**ENTRIES:**
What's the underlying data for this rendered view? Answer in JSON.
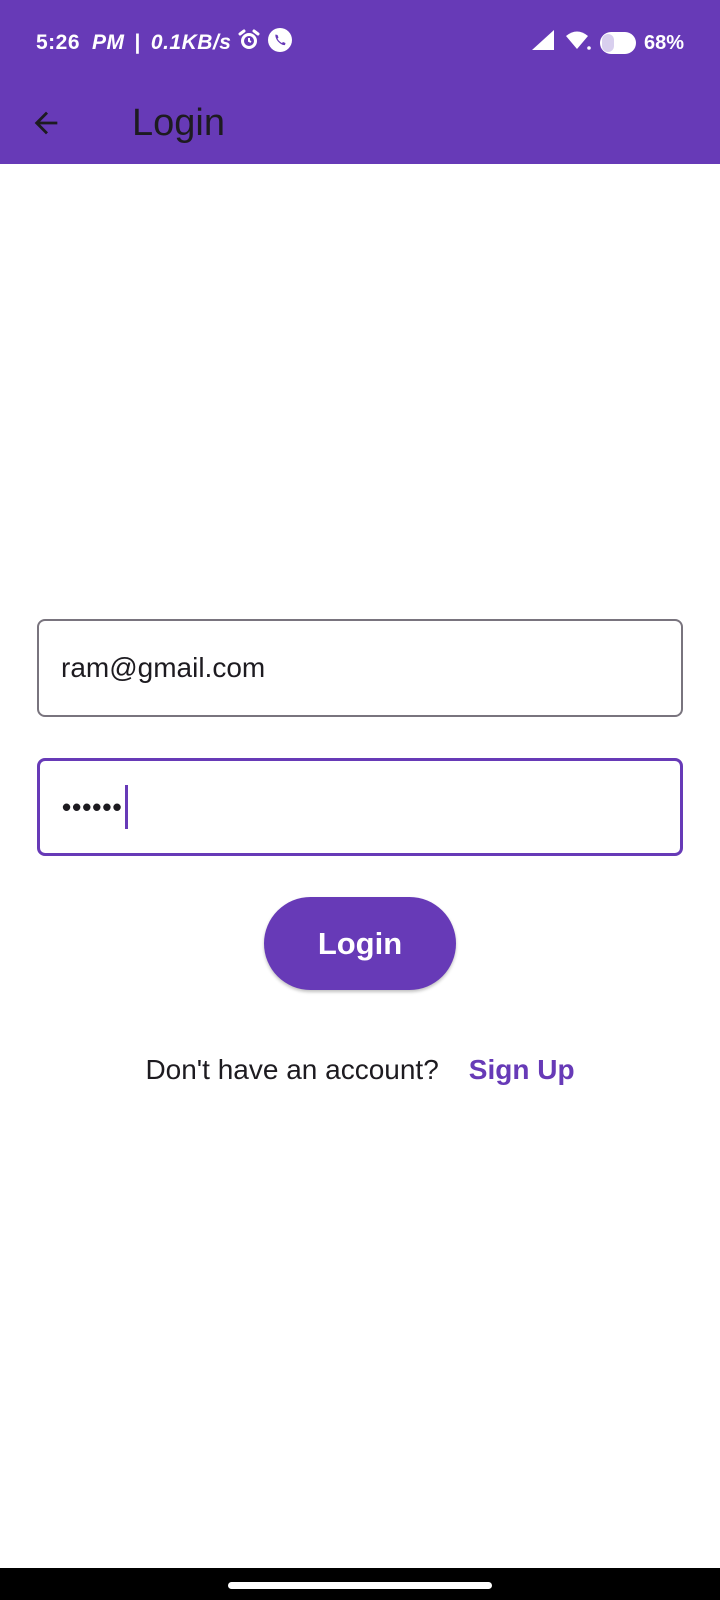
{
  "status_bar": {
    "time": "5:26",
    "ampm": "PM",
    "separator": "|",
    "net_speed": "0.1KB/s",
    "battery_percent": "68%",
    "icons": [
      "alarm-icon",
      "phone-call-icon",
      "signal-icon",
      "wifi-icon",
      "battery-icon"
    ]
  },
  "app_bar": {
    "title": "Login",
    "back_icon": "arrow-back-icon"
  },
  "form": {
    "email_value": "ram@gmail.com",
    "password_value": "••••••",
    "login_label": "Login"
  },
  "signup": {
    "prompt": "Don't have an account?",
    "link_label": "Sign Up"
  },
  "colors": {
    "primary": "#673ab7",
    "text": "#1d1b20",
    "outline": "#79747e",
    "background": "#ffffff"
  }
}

* * *

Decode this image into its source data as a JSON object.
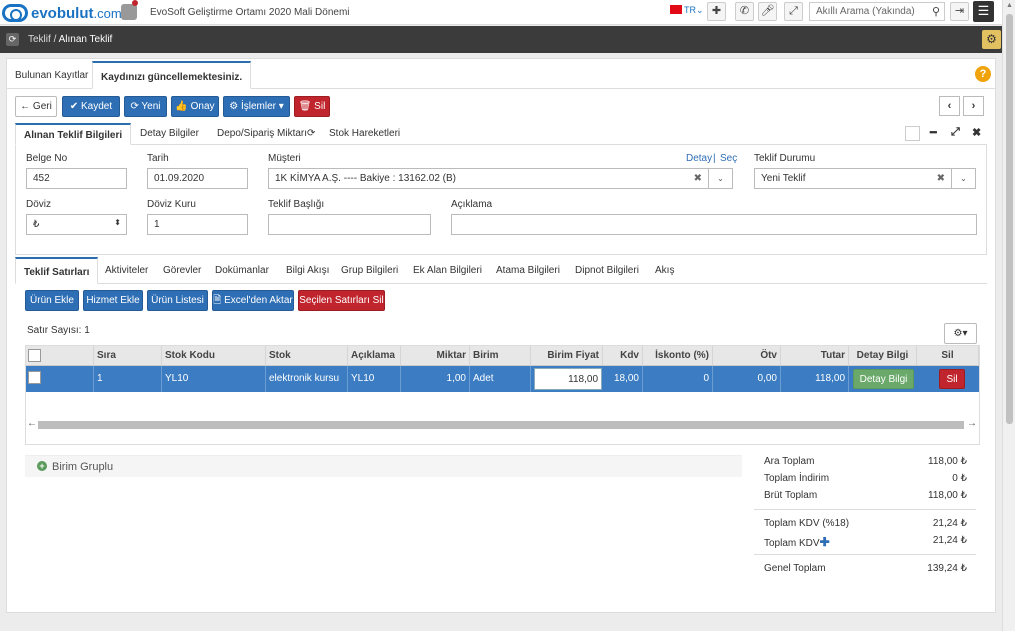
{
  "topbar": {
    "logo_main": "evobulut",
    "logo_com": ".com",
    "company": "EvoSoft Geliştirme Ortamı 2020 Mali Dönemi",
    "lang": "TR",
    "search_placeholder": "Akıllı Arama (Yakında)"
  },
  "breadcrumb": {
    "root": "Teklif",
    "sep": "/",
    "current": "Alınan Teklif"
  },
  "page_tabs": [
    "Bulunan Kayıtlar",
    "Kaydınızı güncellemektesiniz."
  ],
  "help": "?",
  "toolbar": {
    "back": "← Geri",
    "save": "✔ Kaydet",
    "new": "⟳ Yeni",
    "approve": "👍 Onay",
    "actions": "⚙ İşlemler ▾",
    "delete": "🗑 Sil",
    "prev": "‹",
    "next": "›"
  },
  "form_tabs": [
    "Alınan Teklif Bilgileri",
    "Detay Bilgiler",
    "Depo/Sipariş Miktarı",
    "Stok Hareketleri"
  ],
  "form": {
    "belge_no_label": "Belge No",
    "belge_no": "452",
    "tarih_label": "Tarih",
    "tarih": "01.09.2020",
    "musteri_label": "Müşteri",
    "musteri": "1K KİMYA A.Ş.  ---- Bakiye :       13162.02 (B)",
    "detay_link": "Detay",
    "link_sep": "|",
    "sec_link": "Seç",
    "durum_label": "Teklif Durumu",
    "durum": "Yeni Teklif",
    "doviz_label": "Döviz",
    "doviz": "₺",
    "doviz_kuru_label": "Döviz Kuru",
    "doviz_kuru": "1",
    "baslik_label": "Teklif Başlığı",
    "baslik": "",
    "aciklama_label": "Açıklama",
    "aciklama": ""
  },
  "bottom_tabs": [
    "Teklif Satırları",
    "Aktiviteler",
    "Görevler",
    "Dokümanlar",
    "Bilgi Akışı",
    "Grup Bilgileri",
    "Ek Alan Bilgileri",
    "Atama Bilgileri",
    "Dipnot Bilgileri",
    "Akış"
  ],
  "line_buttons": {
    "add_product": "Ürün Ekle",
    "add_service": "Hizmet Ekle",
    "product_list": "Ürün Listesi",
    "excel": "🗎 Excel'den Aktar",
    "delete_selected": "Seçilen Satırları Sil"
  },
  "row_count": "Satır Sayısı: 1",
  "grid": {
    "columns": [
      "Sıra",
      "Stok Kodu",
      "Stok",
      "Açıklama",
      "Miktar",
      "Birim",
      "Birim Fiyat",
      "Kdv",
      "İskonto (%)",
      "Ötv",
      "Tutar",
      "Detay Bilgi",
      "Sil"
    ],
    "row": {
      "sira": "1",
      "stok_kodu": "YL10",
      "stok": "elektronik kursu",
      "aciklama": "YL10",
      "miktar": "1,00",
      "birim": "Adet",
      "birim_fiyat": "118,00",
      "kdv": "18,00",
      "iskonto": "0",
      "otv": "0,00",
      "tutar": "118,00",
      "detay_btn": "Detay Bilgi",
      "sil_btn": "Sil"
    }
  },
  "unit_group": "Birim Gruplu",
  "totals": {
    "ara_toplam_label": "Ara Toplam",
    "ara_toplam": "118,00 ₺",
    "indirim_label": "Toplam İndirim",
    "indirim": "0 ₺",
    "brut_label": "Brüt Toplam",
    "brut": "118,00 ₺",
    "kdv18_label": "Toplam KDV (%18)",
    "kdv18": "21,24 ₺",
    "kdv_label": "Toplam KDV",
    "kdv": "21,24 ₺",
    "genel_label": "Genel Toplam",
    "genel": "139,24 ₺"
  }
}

---

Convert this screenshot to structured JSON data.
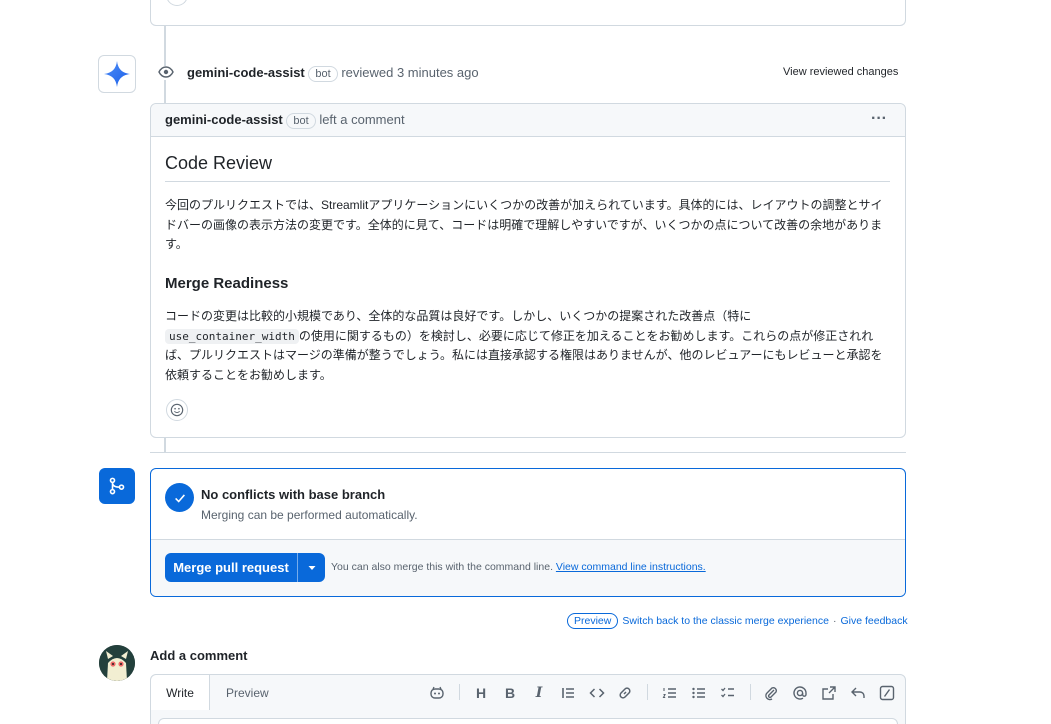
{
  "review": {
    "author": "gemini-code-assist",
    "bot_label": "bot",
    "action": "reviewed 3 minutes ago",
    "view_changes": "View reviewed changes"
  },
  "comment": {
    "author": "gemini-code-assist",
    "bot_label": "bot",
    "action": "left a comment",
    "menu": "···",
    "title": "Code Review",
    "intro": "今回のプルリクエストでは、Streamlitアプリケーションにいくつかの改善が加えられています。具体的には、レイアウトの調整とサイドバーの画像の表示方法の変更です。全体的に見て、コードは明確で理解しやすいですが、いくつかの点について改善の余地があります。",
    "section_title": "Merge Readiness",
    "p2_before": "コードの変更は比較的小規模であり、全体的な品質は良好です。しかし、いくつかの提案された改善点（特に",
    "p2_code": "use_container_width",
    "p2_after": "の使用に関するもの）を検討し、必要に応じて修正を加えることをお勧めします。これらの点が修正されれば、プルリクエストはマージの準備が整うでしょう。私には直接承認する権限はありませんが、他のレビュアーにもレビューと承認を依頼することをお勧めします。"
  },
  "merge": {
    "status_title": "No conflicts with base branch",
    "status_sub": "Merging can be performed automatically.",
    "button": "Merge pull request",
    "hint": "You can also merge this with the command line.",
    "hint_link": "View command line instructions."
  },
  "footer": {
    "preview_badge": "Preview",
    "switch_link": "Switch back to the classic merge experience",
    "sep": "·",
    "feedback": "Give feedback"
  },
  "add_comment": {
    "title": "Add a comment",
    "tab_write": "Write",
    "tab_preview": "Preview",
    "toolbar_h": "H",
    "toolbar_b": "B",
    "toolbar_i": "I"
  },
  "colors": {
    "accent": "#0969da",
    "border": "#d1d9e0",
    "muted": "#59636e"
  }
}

**WRITTEN INSTRUCTION:** Find the lines with the string "reviewed" and reproduce them.

**ANSWER BELOW:**
    "action": "reviewed 3 minutes ago",
    "view_changes": "View reviewed changes"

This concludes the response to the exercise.